— start Supplied entries —

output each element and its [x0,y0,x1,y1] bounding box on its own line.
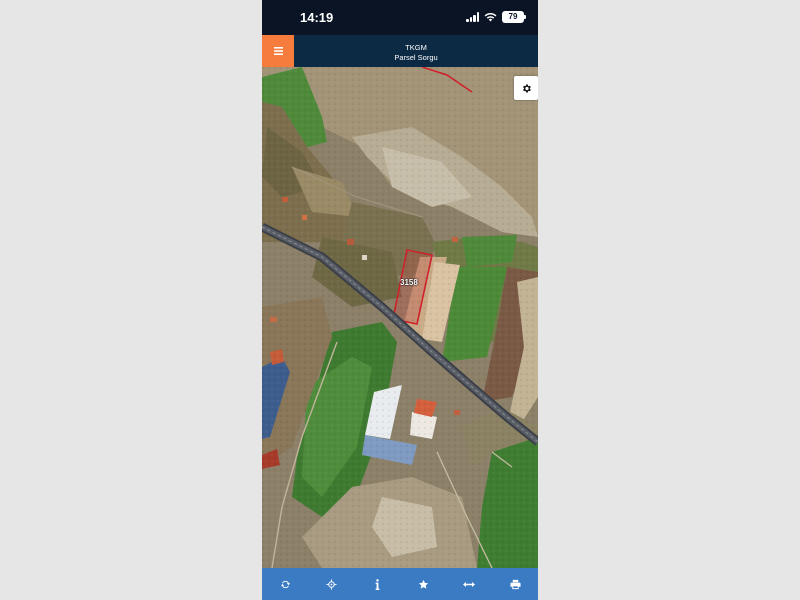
print-button[interactable] [500,569,530,599]
wifi-icon [484,12,497,22]
app-title: TKGM [405,43,427,52]
status-icons: 79 [466,11,526,23]
app-title-block: TKGM Parsel Sorgu [294,43,538,63]
measure-icon [463,581,475,587]
menu-button[interactable] [262,35,294,67]
gear-icon [522,83,531,93]
bottom-toolbar [262,568,538,600]
favorite-button[interactable] [408,569,438,599]
star-icon [418,579,428,589]
app-bar: TKGM Parsel Sorgu [262,35,538,67]
status-time: 14:19 [300,10,334,25]
print-icon [509,579,521,589]
locate-icon [325,578,337,590]
measure-button[interactable] [454,569,484,599]
battery-icon: 79 [502,11,526,23]
settings-button[interactable] [514,76,538,100]
parcel-label[interactable]: 3158 [400,278,418,287]
hamburger-menu-icon [273,47,283,55]
refresh-icon [280,580,290,588]
map-imagery[interactable] [262,67,538,568]
app-subtitle: Parsel Sorgu [394,53,438,62]
signal-icon [466,12,479,22]
info-button[interactable] [362,569,392,599]
satellite-map[interactable]: 3158 [262,67,538,568]
info-icon [375,578,379,590]
battery-level: 79 [508,12,518,21]
phone-screen: 14:19 79 TKGM Parsel Sorgu 3158 [262,0,538,600]
locate-button[interactable] [316,569,346,599]
refresh-button[interactable] [270,569,300,599]
status-bar: 14:19 79 [262,0,538,36]
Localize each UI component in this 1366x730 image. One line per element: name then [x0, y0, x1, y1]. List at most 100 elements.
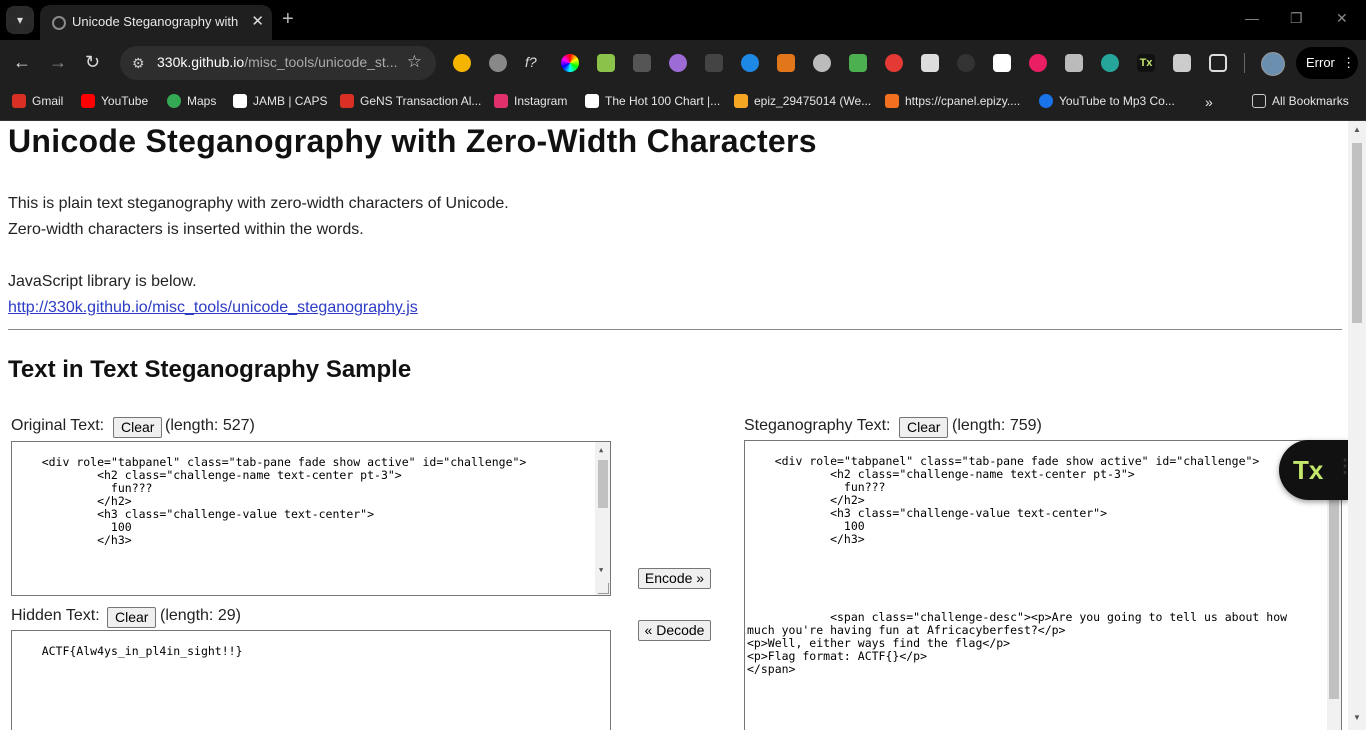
- error-button[interactable]: Error ⋮: [1296, 47, 1358, 79]
- shield-extension-icon[interactable]: [813, 54, 831, 72]
- page-title: Unicode Steganography with Zero-Width Ch…: [8, 123, 817, 159]
- restore-icon[interactable]: ❐: [1290, 10, 1303, 27]
- page-scroll-thumb[interactable]: [1352, 143, 1362, 323]
- billboard-icon: [585, 94, 599, 108]
- library-text: JavaScript library is below.: [8, 273, 197, 290]
- translate-extension-icon[interactable]: [921, 54, 939, 72]
- steg-length: (length: 759): [952, 417, 1042, 434]
- page-content: Unicode Steganography with Zero-Width Ch…: [0, 121, 1348, 730]
- address-bar[interactable]: ⚙ 330k.github.io/misc_tools/unicode_st..…: [120, 46, 436, 80]
- folder-icon: [1252, 94, 1266, 108]
- reload-button[interactable]: ↻: [85, 52, 100, 72]
- qr-extension-icon[interactable]: [1065, 54, 1083, 72]
- page-scrollbar[interactable]: ▲ ▼: [1348, 121, 1366, 730]
- gmail-icon: [12, 94, 26, 108]
- scroll-up-icon[interactable]: ▲: [599, 444, 603, 457]
- grid-extension-icon[interactable]: [1173, 54, 1191, 72]
- gmail-icon: [340, 94, 354, 108]
- forward-button[interactable]: →: [49, 52, 67, 72]
- bookmarks-bar: Gmail YouTube Maps JAMB | CAPS GeNS Tran…: [0, 86, 1366, 121]
- tool-extension-icon[interactable]: [849, 54, 867, 72]
- hidden-textarea[interactable]: ACTF{Alw4ys_in_pl4in_sight!!}: [11, 630, 611, 730]
- heart-extension-icon[interactable]: [1029, 54, 1047, 72]
- steg-text-content: <div role="tabpanel" class="tab-pane fad…: [747, 454, 1288, 676]
- steg-scroll-thumb[interactable]: [1329, 494, 1339, 699]
- bookmark-epiz[interactable]: epiz_29475014 (We...: [734, 94, 871, 108]
- eyedropper-extension-icon[interactable]: [633, 54, 651, 72]
- tab-strip: ▾ Unicode Steganography with Zero-Width …: [0, 0, 1366, 40]
- library-link[interactable]: http://330k.github.io/misc_tools/unicode…: [8, 299, 418, 317]
- bookmark-instagram[interactable]: Instagram: [494, 94, 567, 108]
- back-button[interactable]: ←: [13, 52, 31, 72]
- bookmark-gens[interactable]: GeNS Transaction Al...: [340, 94, 481, 108]
- instagram-icon: [494, 94, 508, 108]
- maps-icon: [167, 94, 181, 108]
- cpanel-icon: [885, 94, 899, 108]
- steg-scrollbar[interactable]: [1327, 494, 1341, 730]
- steg-textarea[interactable]: <div role="tabpanel" class="tab-pane fad…: [744, 440, 1342, 730]
- hidden-text-label: Hidden Text:: [11, 607, 100, 624]
- clear-hidden-button[interactable]: Clear: [107, 607, 157, 628]
- widget-menu-icon[interactable]: ⋮: [1336, 456, 1348, 477]
- section-title: Text in Text Steganography Sample: [8, 356, 412, 383]
- youtube-icon: [81, 94, 95, 108]
- steg-text-label: Steganography Text:: [744, 417, 891, 434]
- bookmark-yt-mp3[interactable]: YouTube to Mp3 Co...: [1039, 94, 1175, 108]
- hidden-length: (length: 29): [160, 607, 241, 624]
- divider: [8, 329, 1342, 330]
- react-extension-icon[interactable]: [489, 54, 507, 72]
- document-icon: [233, 94, 247, 108]
- encode-button[interactable]: Encode »: [638, 568, 711, 589]
- hidden-text-content: ACTF{Alw4ys_in_pl4in_sight!!}: [41, 644, 243, 658]
- close-window-icon[interactable]: ✕: [1336, 10, 1348, 27]
- resize-grip-icon[interactable]: [598, 583, 609, 594]
- tx-extension-icon[interactable]: Tx: [1137, 54, 1155, 72]
- move-extension-icon[interactable]: [705, 54, 723, 72]
- tab-title: Unicode Steganography with Zero-Width Ch…: [72, 14, 242, 29]
- bookmark-gmail[interactable]: Gmail: [12, 94, 63, 108]
- site-info-icon[interactable]: ⚙: [132, 55, 145, 72]
- feather-extension-icon[interactable]: [669, 54, 687, 72]
- metamask-icon[interactable]: [777, 54, 795, 72]
- lock-extension-icon[interactable]: [993, 54, 1011, 72]
- original-text-content: <div role="tabpanel" class="tab-pane fad…: [41, 455, 527, 547]
- bookmark-jamb[interactable]: JAMB | CAPS: [233, 94, 327, 108]
- active-tab[interactable]: Unicode Steganography with Zero-Width Ch…: [40, 5, 272, 40]
- counter-extension-icon[interactable]: [957, 54, 975, 72]
- adblock-icon[interactable]: [885, 54, 903, 72]
- profile-avatar[interactable]: [1261, 52, 1285, 76]
- bookmark-cpanel[interactable]: https://cpanel.epizy....: [885, 94, 1020, 108]
- globe-icon: [52, 16, 66, 30]
- bookmark-youtube[interactable]: YouTube: [81, 94, 148, 108]
- original-length: (length: 527): [165, 417, 255, 434]
- scroll-down-icon[interactable]: ▼: [599, 564, 603, 577]
- original-textarea[interactable]: <div role="tabpanel" class="tab-pane fad…: [11, 441, 611, 596]
- edge-extension-icon[interactable]: [741, 54, 759, 72]
- close-tab-icon[interactable]: ✕: [251, 12, 264, 30]
- scroll-up-icon[interactable]: ▲: [1353, 125, 1361, 134]
- extension-icon[interactable]: [453, 54, 471, 72]
- bookmark-hot100[interactable]: The Hot 100 Chart |...: [585, 94, 720, 108]
- extensions-puzzle-icon[interactable]: [1209, 54, 1227, 72]
- infinity-icon: [734, 94, 748, 108]
- new-tab-button[interactable]: +: [282, 9, 294, 29]
- scroll-down-icon[interactable]: ▼: [1353, 713, 1361, 722]
- original-scroll-thumb[interactable]: [598, 460, 608, 508]
- clear-steg-button[interactable]: Clear: [899, 417, 949, 438]
- more-bookmarks-button[interactable]: »: [1205, 94, 1213, 110]
- toolbar-divider: [1244, 53, 1245, 73]
- minimize-icon[interactable]: —: [1245, 10, 1259, 26]
- color-extension-icon[interactable]: [561, 54, 579, 72]
- url-text[interactable]: 330k.github.io/misc_tools/unicode_st...: [157, 54, 397, 70]
- clear-original-button[interactable]: Clear: [113, 417, 163, 438]
- tab-search-button[interactable]: ▾: [6, 6, 34, 34]
- bookmark-star-icon[interactable]: ☆: [407, 52, 422, 72]
- image-extension-icon[interactable]: [597, 54, 615, 72]
- bookmark-maps[interactable]: Maps: [167, 94, 216, 108]
- original-scrollbar[interactable]: ▲ ▼: [595, 442, 610, 595]
- decode-button[interactable]: « Decode: [638, 620, 711, 641]
- globe-extension-icon[interactable]: [1101, 54, 1119, 72]
- font-extension-icon[interactable]: f?: [525, 54, 543, 72]
- intro-line-1: This is plain text steganography with ze…: [8, 195, 509, 212]
- all-bookmarks-button[interactable]: All Bookmarks: [1252, 94, 1349, 108]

— end Supplied entries —

▸ **To be done**: Replace "billboard-icon" with "banner-icon" in the lines of the records starting at the one containing "- error-button[interactable]: Error" and ending at the one containing "- scroll-up-icon[interactable]: ▲: [599, 444, 603, 457]". Return only those lines, with everything else left unchanged.

▸ **Solution to this task**:
- error-button[interactable]: Error ⋮: [1296, 47, 1358, 79]
- shield-extension-icon[interactable]: [813, 54, 831, 72]
- page-title: Unicode Steganography with Zero-Width Ch…: [8, 123, 817, 159]
- restore-icon[interactable]: ❐: [1290, 10, 1303, 27]
- page-scroll-thumb[interactable]: [1352, 143, 1362, 323]
- banner-icon: [585, 94, 599, 108]
- library-text: JavaScript library is below.: [8, 273, 197, 290]
- translate-extension-icon[interactable]: [921, 54, 939, 72]
- steg-length: (length: 759): [952, 417, 1042, 434]
- page-content: Unicode Steganography with Zero-Width Ch…: [0, 121, 1348, 730]
- address-bar[interactable]: ⚙ 330k.github.io/misc_tools/unicode_st..…: [120, 46, 436, 80]
- folder-icon: [1252, 94, 1266, 108]
- reload-button[interactable]: ↻: [85, 52, 100, 72]
- qr-extension-icon[interactable]: [1065, 54, 1083, 72]
- page-scrollbar[interactable]: ▲ ▼: [1348, 121, 1366, 730]
- gmail-icon: [12, 94, 26, 108]
- scroll-up-icon[interactable]: ▲: [599, 444, 603, 457]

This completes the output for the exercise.